Exercise inputs —
»»

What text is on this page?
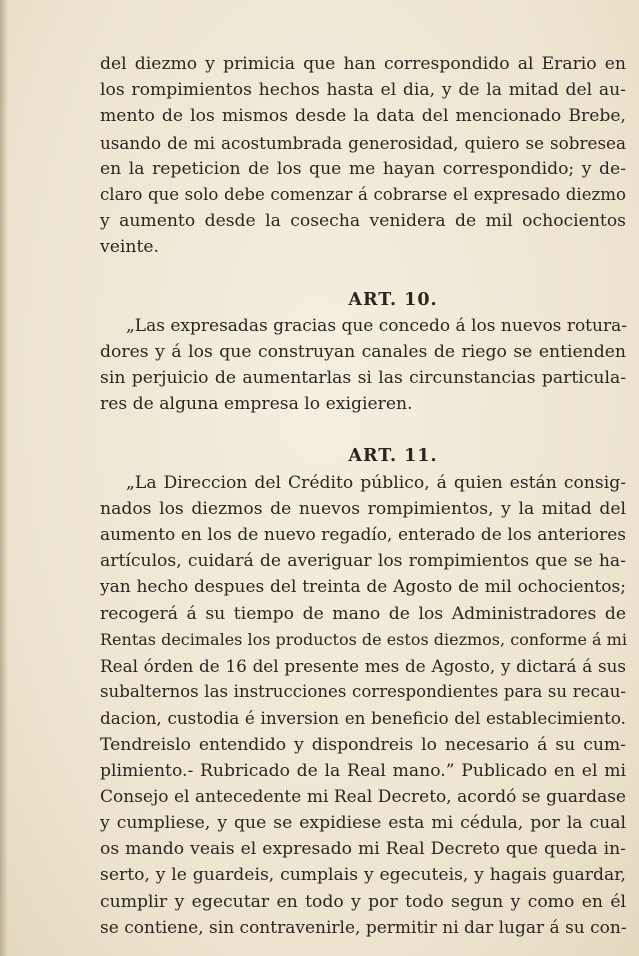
del diezmo y primicia que han correspondido al Erario en
los rompimientos hechos hasta el dia, y de la mitad del au-
mento de los mismos desde la data del mencionado Brebe,
usando de mi acostumbrada generosidad, quiero se sobresea
en la repeticion de los que me hayan correspondido; y de-
claro que solo debe comenzar á cobrarse el expresado diezmo
y aumento desde la cosecha venidera de mil ochocientos
veinte.
ART. 10.
„Las expresadas gracias que concedo á los nuevos rotura-
dores y á los que construyan canales de riego se entienden
sin perjuicio de aumentarlas si las circunstancias particula-
res de alguna empresa lo exigieren.
ART. 11.
„La Direccion del Crédito público, á quien están consig-
nados los diezmos de nuevos rompimientos, y la mitad del
aumento en los de nuevo regadío, enterado de los anteriores
artículos, cuidará de averiguar los rompimientos que se ha-
yan hecho despues del treinta de Agosto de mil ochocientos;
recogerá á su tiempo de mano de los Administradores de
Rentas decimales los productos de estos diezmos, conforme á mi
Real órden de 16 del presente mes de Agosto, y dictará á sus
subalternos las instrucciones correspondientes para su recau-
dacion, custodia é inversion en beneficio del establecimiento.
Tendreislo entendido y dispondreis lo necesario á su cum-
plimiento.- Rubricado de la Real mano.” Publicado en el mi
Consejo el antecedente mi Real Decreto, acordó se guardase
y cumpliese, y que se expidiese esta mi cédula, por la cual
os mando veais el expresado mi Real Decreto que queda in-
serto, y le guardeis, cumplais y egecuteis, y hagais guardar,
cumplir y egecutar en todo y por todo segun y como en él
se contiene, sin contravenirle, permitir ni dar lugar á su con-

««

Task directions — Reproduce all the records verbatim, excluding images.

Exercise output —
What text is on this page?
del diezmo y primicia que han correspondido al Erario en
los rompimientos hechos hasta el dia, y de la mitad del au-
mento de los mismos desde la data del mencionado Brebe,
usando de mi acostumbrada generosidad, quiero se sobresea
en la repeticion de los que me hayan correspondido; y de-
claro que solo debe comenzar á cobrarse el expresado diezmo
y aumento desde la cosecha venidera de mil ochocientos
veinte.
ART. 10.
„Las expresadas gracias que concedo á los nuevos rotura-
dores y á los que construyan canales de riego se entienden
sin perjuicio de aumentarlas si las circunstancias particula-
res de alguna empresa lo exigieren.
ART. 11.
„La Direccion del Crédito público, á quien están consig-
nados los diezmos de nuevos rompimientos, y la mitad del
aumento en los de nuevo regadío, enterado de los anteriores
artículos, cuidará de averiguar los rompimientos que se ha-
yan hecho despues del treinta de Agosto de mil ochocientos;
recogerá á su tiempo de mano de los Administradores de
Rentas decimales los productos de estos diezmos, conforme á mi
Real órden de 16 del presente mes de Agosto, y dictará á sus
subalternos las instrucciones correspondientes para su recau-
dacion, custodia é inversion en beneficio del establecimiento.
Tendreislo entendido y dispondreis lo necesario á su cum-
plimiento.- Rubricado de la Real mano.” Publicado en el mi
Consejo el antecedente mi Real Decreto, acordó se guardase
y cumpliese, y que se expidiese esta mi cédula, por la cual
os mando veais el expresado mi Real Decreto que queda in-
serto, y le guardeis, cumplais y egecuteis, y hagais guardar,
cumplir y egecutar en todo y por todo segun y como en él
se contiene, sin contravenirle, permitir ni dar lugar á su con-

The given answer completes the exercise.